Copy out each line that has "Islamic" in it.

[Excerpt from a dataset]
====
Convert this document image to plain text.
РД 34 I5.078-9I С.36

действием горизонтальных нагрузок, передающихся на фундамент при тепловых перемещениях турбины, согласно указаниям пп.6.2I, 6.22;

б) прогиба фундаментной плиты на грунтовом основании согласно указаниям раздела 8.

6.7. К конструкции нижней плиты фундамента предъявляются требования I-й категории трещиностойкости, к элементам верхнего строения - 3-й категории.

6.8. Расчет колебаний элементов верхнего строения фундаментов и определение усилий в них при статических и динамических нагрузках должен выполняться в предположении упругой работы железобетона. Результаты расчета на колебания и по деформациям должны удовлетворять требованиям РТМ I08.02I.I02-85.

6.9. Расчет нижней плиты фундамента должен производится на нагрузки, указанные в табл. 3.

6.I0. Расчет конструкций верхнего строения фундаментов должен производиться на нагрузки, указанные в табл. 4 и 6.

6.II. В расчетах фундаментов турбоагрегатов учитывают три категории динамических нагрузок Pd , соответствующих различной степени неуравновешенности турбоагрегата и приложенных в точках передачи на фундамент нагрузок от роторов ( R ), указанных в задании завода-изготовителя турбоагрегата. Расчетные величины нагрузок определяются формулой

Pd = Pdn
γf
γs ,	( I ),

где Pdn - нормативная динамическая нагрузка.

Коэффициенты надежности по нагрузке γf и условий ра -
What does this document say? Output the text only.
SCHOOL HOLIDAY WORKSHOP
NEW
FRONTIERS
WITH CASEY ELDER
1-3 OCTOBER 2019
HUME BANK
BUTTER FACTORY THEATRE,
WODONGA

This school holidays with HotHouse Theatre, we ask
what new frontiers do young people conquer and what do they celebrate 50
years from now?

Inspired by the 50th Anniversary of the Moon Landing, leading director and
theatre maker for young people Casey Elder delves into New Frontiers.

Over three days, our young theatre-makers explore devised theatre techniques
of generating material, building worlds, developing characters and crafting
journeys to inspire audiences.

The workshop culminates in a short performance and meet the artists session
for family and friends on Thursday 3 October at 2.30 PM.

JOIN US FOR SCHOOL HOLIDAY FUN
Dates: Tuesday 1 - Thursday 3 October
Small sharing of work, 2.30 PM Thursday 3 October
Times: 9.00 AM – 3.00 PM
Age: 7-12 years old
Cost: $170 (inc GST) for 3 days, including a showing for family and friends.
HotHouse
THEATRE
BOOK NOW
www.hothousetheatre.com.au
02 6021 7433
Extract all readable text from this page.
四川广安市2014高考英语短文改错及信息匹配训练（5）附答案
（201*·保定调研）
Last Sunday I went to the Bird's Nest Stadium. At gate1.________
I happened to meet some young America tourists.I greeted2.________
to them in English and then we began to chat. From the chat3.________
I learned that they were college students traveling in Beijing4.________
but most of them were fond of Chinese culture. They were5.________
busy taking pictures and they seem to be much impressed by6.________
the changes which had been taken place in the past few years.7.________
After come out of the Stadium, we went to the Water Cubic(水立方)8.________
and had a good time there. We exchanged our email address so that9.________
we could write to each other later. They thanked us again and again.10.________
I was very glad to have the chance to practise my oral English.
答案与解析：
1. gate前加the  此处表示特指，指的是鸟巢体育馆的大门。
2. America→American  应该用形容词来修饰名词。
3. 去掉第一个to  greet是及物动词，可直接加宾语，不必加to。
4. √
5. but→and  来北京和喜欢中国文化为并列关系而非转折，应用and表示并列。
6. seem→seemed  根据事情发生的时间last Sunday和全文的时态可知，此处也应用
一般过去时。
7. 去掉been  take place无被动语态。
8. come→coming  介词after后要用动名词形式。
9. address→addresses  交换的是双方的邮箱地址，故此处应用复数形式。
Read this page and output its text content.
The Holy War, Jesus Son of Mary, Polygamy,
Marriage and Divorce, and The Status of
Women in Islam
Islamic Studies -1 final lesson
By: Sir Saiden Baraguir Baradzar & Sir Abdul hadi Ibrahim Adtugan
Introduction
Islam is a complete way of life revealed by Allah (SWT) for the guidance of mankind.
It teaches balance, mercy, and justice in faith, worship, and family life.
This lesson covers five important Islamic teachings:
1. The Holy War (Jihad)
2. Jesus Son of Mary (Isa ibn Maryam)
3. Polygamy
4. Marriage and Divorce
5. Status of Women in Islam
====
**WRITTEN RESPONSE:**
Islamic Studies -1 final lesson
This lesson covers five important Islamic teachings:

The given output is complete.